## START
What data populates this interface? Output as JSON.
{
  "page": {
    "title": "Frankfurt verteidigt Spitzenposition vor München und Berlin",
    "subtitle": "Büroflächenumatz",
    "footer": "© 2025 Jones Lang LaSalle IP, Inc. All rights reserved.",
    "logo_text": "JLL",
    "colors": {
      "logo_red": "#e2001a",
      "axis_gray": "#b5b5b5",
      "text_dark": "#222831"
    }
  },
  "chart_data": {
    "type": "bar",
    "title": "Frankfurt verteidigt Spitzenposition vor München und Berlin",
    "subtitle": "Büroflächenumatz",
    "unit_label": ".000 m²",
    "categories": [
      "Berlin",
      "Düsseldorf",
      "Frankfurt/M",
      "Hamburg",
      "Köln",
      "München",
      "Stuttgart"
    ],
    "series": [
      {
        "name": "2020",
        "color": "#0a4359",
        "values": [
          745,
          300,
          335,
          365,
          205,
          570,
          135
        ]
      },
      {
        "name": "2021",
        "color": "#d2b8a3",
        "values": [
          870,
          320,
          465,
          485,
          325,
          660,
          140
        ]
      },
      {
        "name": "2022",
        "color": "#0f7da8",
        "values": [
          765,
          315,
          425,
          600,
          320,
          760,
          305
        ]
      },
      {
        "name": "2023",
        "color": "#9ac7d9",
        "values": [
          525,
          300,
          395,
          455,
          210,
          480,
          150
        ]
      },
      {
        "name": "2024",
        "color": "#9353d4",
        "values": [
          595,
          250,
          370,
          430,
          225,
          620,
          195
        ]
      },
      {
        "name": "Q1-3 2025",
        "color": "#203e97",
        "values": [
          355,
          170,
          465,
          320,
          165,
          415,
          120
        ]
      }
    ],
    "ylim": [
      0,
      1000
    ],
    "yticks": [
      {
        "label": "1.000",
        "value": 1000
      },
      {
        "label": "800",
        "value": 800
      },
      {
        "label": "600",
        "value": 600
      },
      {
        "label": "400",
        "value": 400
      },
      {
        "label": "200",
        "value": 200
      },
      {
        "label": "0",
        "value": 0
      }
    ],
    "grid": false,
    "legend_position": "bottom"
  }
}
## END
* [DESCRIPTION OF THE TASK] The records above should be restated word for word, please.

* [COMPLETED EXERCISE]
What data populates this interface? Output as JSON.
{
  "page": {
    "title": "Frankfurt verteidigt Spitzenposition vor München und Berlin",
    "subtitle": "Büroflächenumatz",
    "footer": "© 2025 Jones Lang LaSalle IP, Inc. All rights reserved.",
    "logo_text": "JLL",
    "colors": {
      "logo_red": "#e2001a",
      "axis_gray": "#b5b5b5",
      "text_dark": "#222831"
    }
  },
  "chart_data": {
    "type": "bar",
    "title": "Frankfurt verteidigt Spitzenposition vor München und Berlin",
    "subtitle": "Büroflächenumatz",
    "unit_label": ".000 m²",
    "categories": [
      "Berlin",
      "Düsseldorf",
      "Frankfurt/M",
      "Hamburg",
      "Köln",
      "München",
      "Stuttgart"
    ],
    "series": [
      {
        "name": "2020",
        "color": "#0a4359",
        "values": [
          745,
          300,
          335,
          365,
          205,
          570,
          135
        ]
      },
      {
        "name": "2021",
        "color": "#d2b8a3",
        "values": [
          870,
          320,
          465,
          485,
          325,
          660,
          140
        ]
      },
      {
        "name": "2022",
        "color": "#0f7da8",
        "values": [
          765,
          315,
          425,
          600,
          320,
          760,
          305
        ]
      },
      {
        "name": "2023",
        "color": "#9ac7d9",
        "values": [
          525,
          300,
          395,
          455,
          210,
          480,
          150
        ]
      },
      {
        "name": "2024",
        "color": "#9353d4",
        "values": [
          595,
          250,
          370,
          430,
          225,
          620,
          195
        ]
      },
      {
        "name": "Q1-3 2025",
        "color": "#203e97",
        "values": [
          355,
          170,
          465,
          320,
          165,
          415,
          120
        ]
      }
    ],
    "ylim": [
      0,
      1000
    ],
    "yticks": [
      {
        "label": "1.000",
        "value": 1000
      },
      {
        "label": "800",
        "value": 800
      },
      {
        "label": "600",
        "value": 600
      },
      {
        "label": "400",
        "value": 400
      },
      {
        "label": "200",
        "value": 200
      },
      {
        "label": "0",
        "value": 0
      }
    ],
    "grid": false,
    "legend_position": "bottom"
  }
}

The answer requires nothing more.